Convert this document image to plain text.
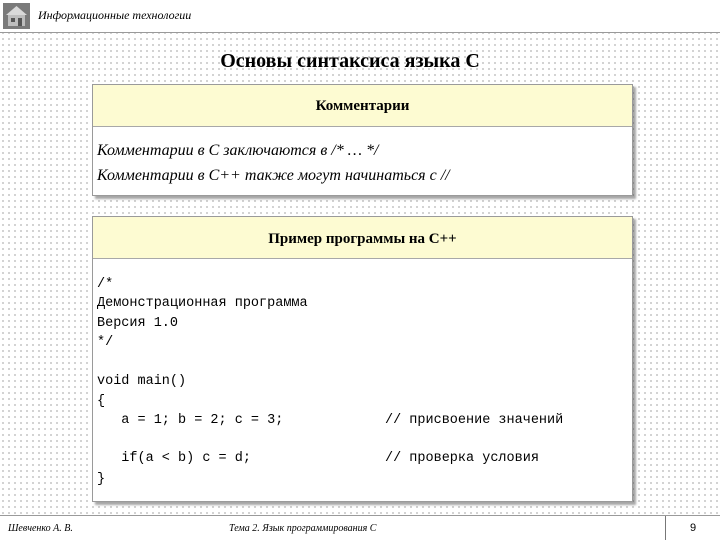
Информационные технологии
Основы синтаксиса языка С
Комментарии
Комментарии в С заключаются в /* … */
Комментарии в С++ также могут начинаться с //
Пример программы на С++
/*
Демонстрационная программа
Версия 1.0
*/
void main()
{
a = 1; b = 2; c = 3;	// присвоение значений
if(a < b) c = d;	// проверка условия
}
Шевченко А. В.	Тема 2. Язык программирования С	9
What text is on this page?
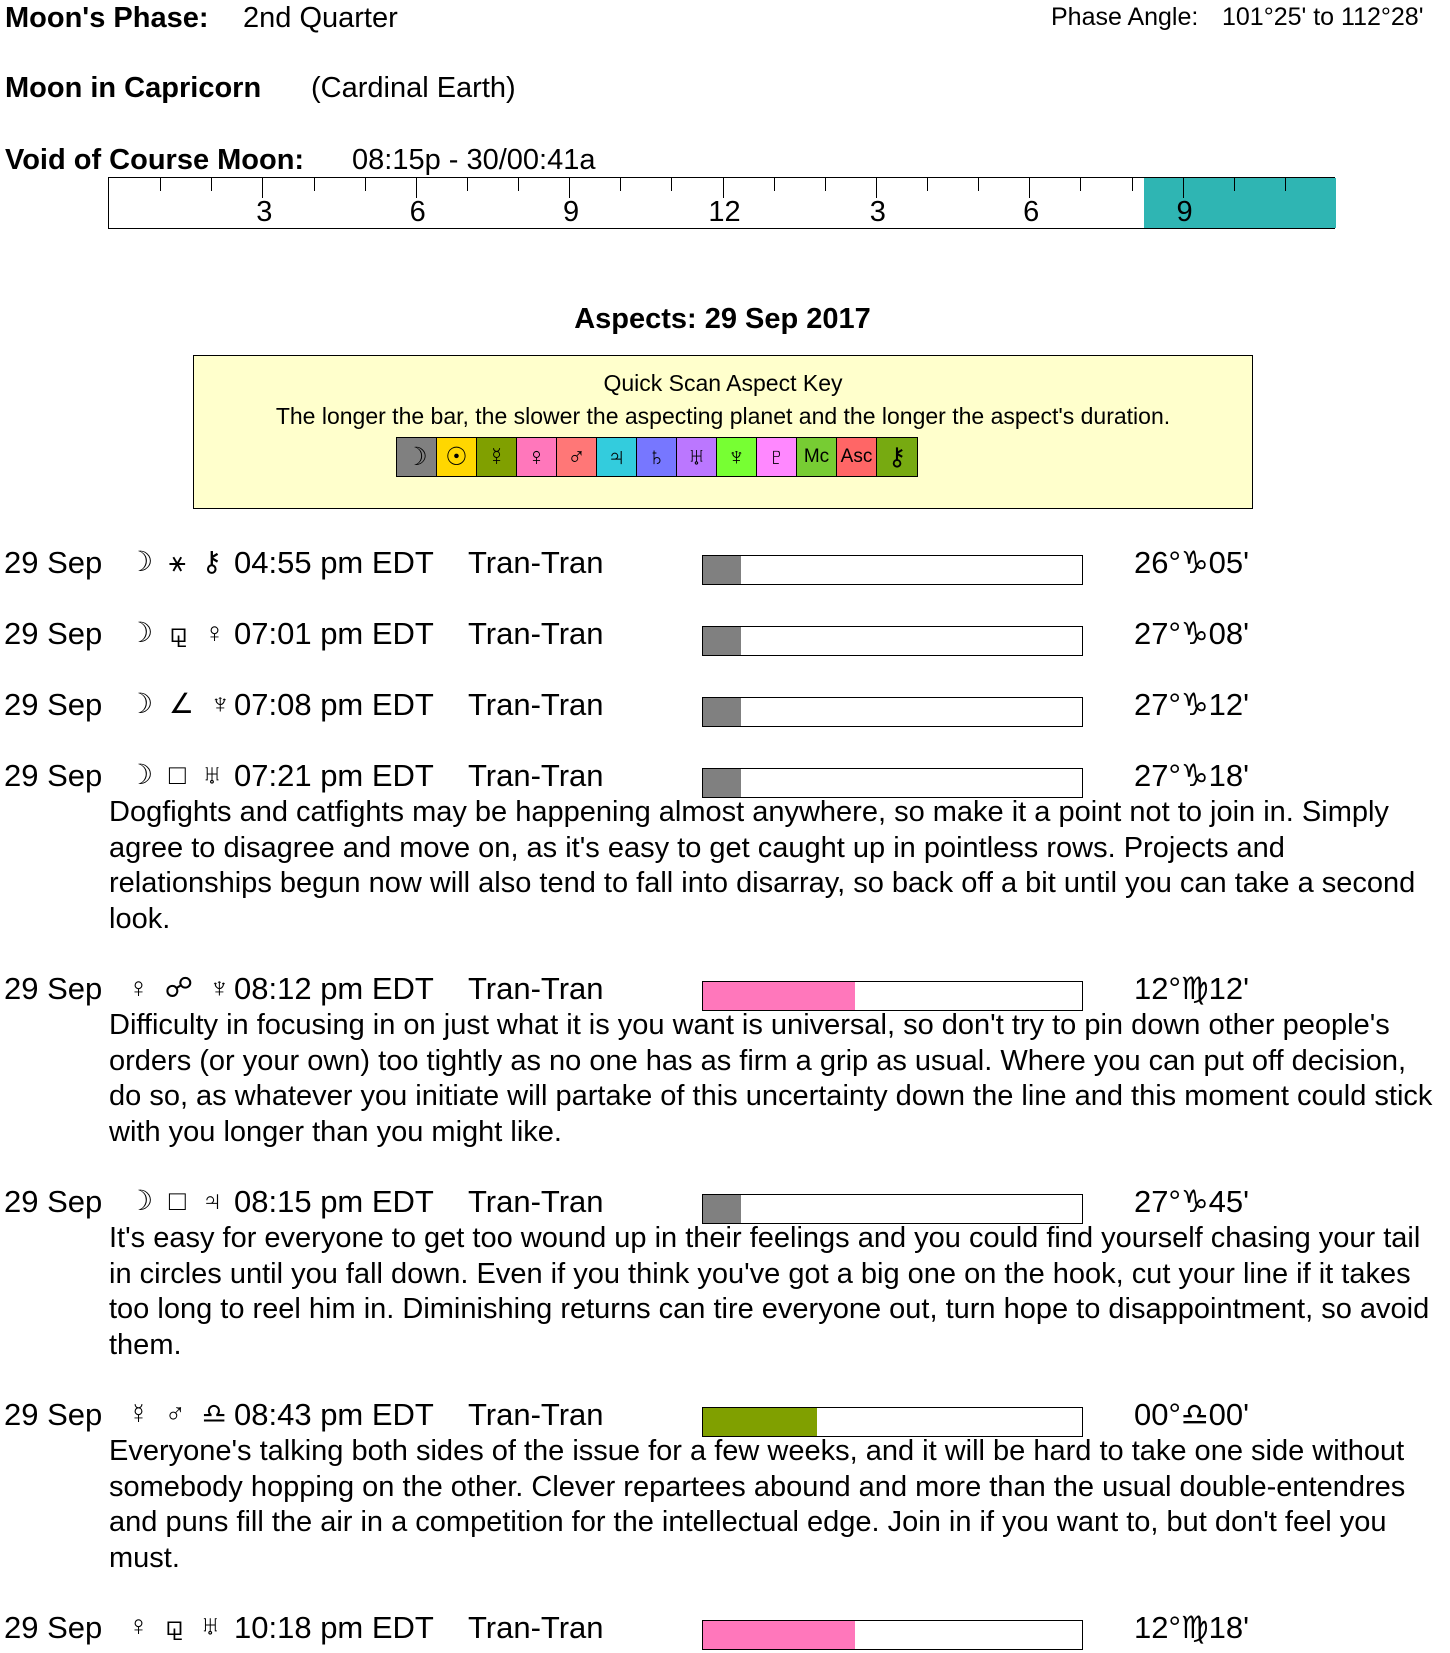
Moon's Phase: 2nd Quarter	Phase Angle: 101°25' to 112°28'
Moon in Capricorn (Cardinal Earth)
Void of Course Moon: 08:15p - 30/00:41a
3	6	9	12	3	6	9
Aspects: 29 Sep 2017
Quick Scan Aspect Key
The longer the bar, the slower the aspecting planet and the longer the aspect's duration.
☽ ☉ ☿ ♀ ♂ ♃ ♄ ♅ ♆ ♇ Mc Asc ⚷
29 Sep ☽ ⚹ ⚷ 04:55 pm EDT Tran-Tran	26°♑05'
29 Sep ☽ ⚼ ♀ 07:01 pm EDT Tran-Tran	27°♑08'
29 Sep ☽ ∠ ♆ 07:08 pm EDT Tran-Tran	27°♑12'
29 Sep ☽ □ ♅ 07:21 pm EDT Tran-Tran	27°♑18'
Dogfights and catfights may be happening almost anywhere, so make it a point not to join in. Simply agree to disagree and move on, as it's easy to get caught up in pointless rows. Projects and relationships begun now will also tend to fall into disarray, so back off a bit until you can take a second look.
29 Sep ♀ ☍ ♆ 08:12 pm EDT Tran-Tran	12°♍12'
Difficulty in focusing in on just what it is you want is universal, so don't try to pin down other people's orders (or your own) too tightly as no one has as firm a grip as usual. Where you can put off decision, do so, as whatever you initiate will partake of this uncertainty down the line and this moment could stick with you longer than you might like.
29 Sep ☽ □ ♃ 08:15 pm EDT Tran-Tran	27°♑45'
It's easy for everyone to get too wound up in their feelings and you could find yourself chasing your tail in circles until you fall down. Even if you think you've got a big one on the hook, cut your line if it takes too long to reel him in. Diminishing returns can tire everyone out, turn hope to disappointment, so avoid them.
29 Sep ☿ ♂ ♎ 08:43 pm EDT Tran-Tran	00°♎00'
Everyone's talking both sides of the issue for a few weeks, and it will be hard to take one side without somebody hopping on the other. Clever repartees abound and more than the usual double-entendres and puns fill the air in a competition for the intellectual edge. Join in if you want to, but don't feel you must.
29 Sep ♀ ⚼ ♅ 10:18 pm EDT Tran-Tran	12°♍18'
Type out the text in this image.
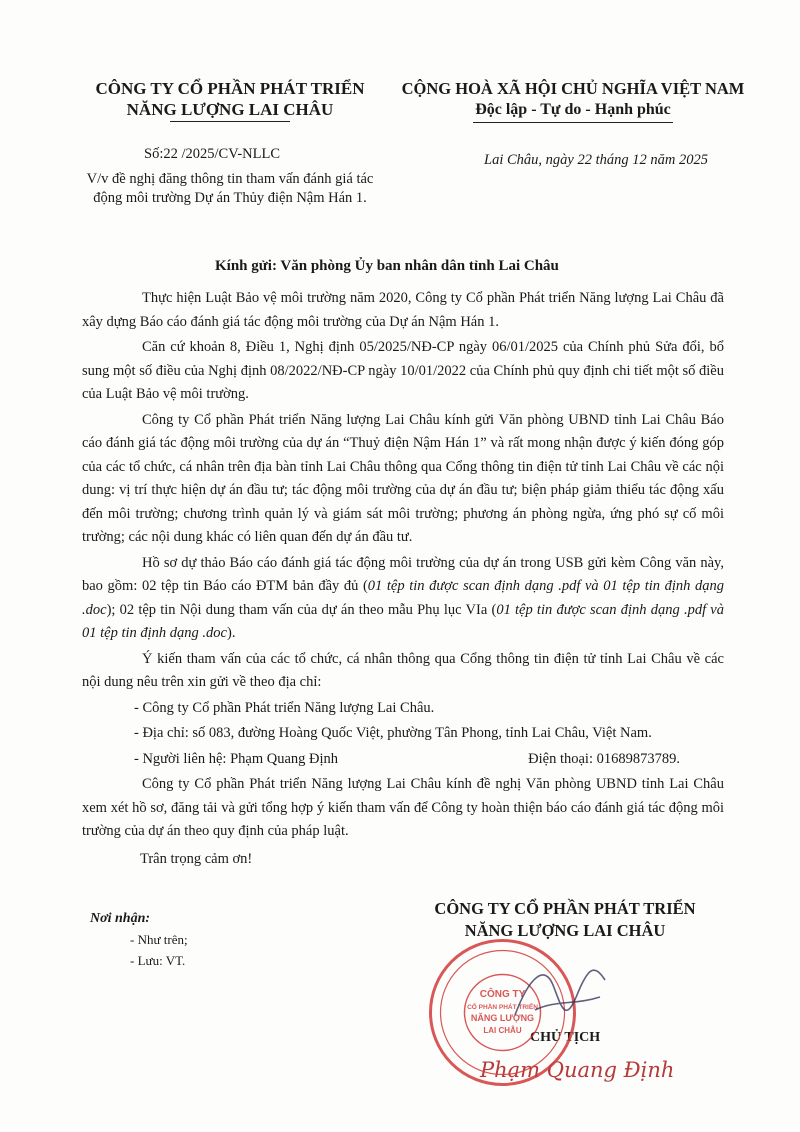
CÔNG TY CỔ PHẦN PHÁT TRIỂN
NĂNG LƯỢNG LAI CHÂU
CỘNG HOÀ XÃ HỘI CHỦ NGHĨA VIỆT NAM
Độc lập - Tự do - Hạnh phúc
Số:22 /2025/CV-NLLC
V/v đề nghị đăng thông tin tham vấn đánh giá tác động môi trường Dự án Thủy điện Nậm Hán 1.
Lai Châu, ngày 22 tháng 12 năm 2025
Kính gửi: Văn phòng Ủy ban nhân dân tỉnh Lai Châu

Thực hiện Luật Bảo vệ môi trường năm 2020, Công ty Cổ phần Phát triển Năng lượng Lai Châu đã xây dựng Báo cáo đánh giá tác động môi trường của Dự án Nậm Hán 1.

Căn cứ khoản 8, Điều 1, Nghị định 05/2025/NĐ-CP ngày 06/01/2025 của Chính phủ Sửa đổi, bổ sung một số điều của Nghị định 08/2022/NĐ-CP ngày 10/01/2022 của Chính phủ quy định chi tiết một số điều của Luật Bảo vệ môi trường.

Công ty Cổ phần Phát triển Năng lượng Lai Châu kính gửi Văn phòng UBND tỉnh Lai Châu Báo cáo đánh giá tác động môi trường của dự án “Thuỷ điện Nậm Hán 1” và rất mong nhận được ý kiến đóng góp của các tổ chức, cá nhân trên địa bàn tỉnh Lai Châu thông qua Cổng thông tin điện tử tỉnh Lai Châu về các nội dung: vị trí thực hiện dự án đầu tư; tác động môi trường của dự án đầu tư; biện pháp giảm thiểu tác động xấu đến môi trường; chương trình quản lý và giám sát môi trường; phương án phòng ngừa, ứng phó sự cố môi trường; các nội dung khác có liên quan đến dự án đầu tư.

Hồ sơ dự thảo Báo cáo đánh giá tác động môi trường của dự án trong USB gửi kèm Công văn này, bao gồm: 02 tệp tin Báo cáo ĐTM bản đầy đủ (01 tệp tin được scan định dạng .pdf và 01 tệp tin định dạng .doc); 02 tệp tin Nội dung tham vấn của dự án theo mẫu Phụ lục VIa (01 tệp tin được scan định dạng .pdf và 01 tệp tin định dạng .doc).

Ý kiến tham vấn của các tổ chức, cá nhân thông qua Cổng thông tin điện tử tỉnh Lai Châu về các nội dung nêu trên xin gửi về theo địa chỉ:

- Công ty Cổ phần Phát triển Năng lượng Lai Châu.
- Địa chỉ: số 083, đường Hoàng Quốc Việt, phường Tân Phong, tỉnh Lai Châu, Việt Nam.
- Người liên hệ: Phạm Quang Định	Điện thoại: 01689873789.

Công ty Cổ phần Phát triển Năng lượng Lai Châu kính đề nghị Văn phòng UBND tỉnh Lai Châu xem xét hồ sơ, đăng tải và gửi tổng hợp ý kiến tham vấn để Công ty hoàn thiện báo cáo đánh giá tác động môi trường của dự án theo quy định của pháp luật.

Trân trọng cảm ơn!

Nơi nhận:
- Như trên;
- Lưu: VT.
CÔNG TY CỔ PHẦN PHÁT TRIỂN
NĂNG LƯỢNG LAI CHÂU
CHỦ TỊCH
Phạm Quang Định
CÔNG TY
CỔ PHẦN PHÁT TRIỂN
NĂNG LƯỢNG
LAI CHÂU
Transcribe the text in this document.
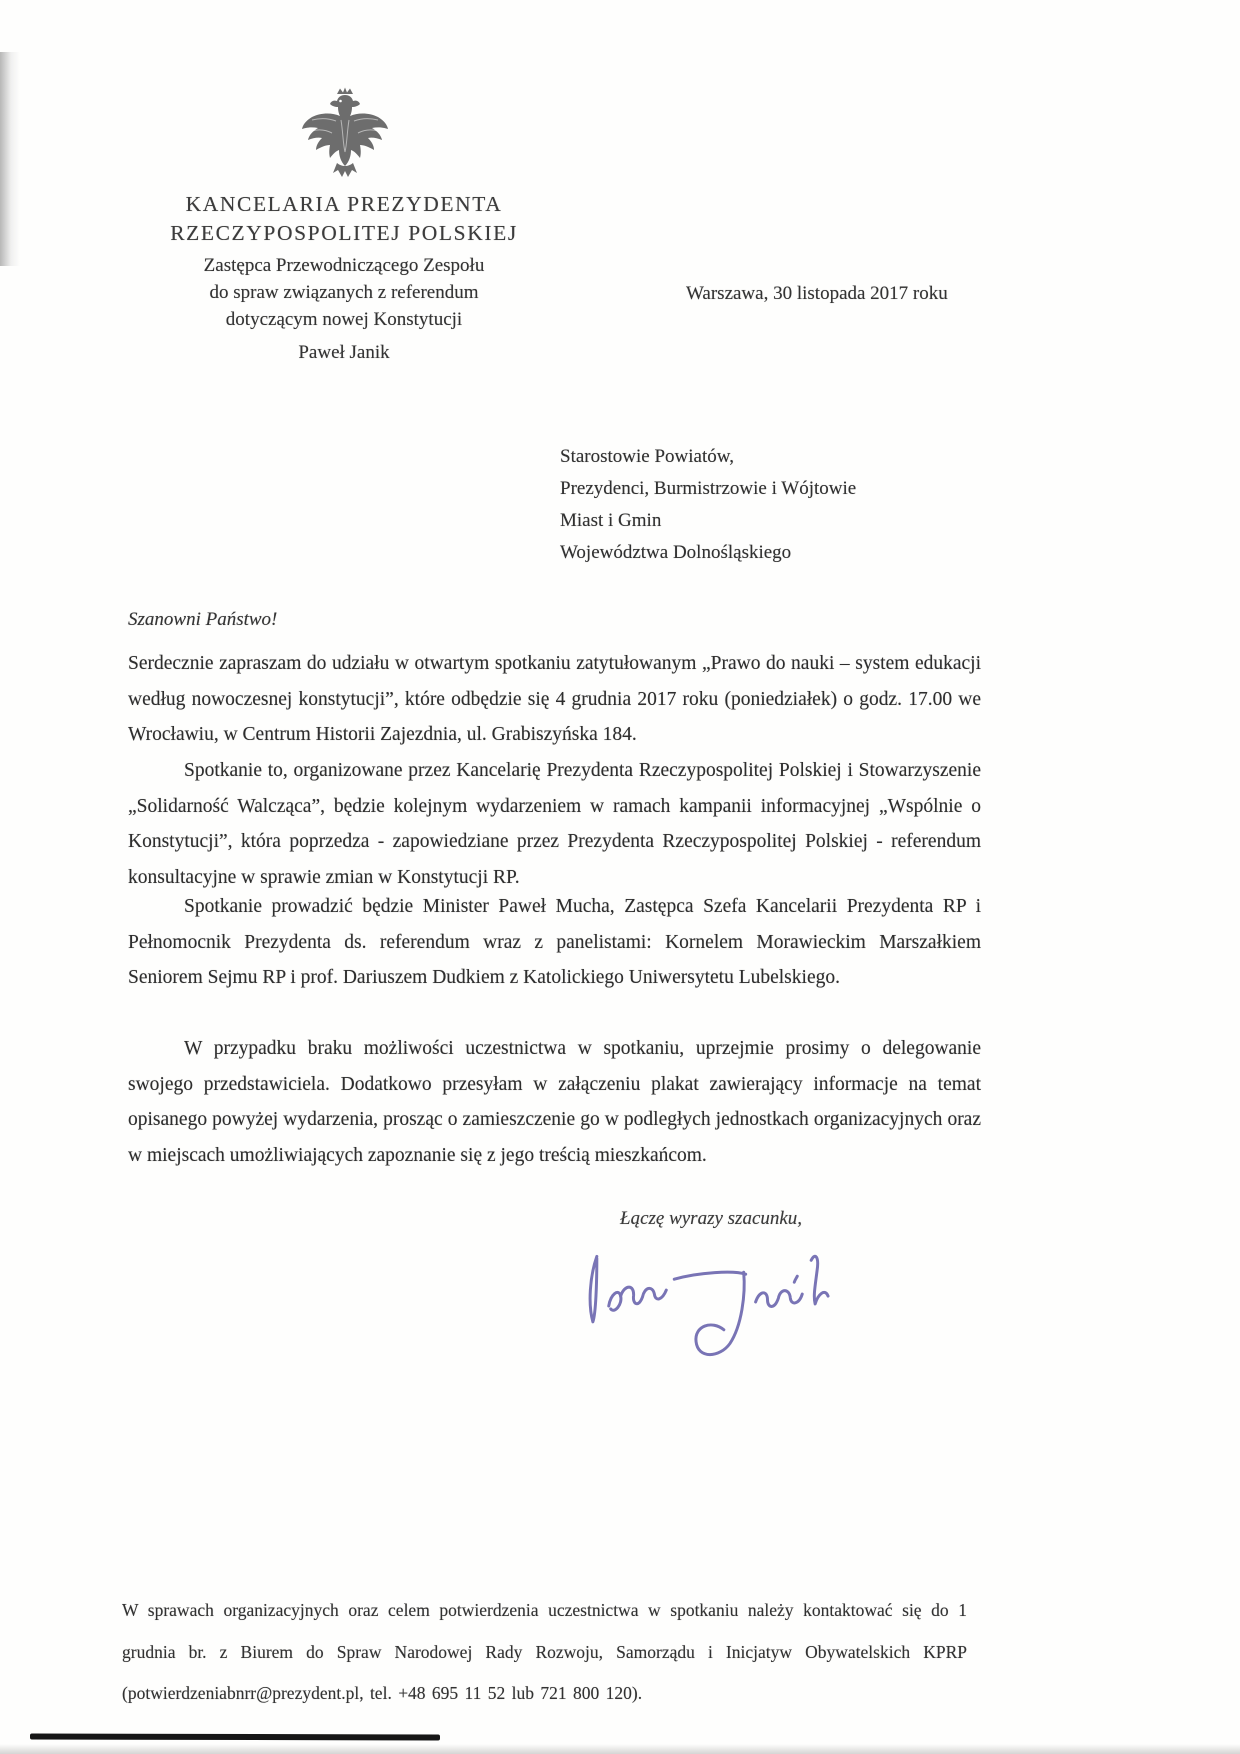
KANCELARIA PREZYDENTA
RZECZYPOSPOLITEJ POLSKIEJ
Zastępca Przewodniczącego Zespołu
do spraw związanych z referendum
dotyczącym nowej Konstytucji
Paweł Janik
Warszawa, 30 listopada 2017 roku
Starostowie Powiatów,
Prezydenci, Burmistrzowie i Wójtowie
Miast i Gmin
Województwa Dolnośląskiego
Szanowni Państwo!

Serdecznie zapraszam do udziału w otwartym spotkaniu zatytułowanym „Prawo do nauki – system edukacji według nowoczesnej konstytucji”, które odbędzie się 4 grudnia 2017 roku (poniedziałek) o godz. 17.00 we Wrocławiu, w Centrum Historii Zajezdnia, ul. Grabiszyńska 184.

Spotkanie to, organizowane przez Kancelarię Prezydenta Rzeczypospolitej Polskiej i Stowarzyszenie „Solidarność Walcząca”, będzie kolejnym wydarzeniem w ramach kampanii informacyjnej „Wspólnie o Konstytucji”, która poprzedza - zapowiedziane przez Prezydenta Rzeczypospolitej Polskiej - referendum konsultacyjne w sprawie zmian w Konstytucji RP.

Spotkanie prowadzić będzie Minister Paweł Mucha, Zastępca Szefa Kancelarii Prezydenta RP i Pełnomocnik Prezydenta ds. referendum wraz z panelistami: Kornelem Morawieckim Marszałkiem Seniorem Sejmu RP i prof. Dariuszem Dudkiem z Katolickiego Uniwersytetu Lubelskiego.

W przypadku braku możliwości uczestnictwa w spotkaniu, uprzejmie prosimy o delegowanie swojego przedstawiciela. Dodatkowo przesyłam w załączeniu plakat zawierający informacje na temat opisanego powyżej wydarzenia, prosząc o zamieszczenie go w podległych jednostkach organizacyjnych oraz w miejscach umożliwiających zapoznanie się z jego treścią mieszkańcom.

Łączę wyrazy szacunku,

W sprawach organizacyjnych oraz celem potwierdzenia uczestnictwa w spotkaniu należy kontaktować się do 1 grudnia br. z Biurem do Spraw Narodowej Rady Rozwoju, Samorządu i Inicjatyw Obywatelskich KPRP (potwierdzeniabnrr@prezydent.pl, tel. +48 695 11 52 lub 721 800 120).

########################################

### Prompt:
How many lines in these entries contain the string "Moon"? State the number and nothing more.

### Exercise output:
3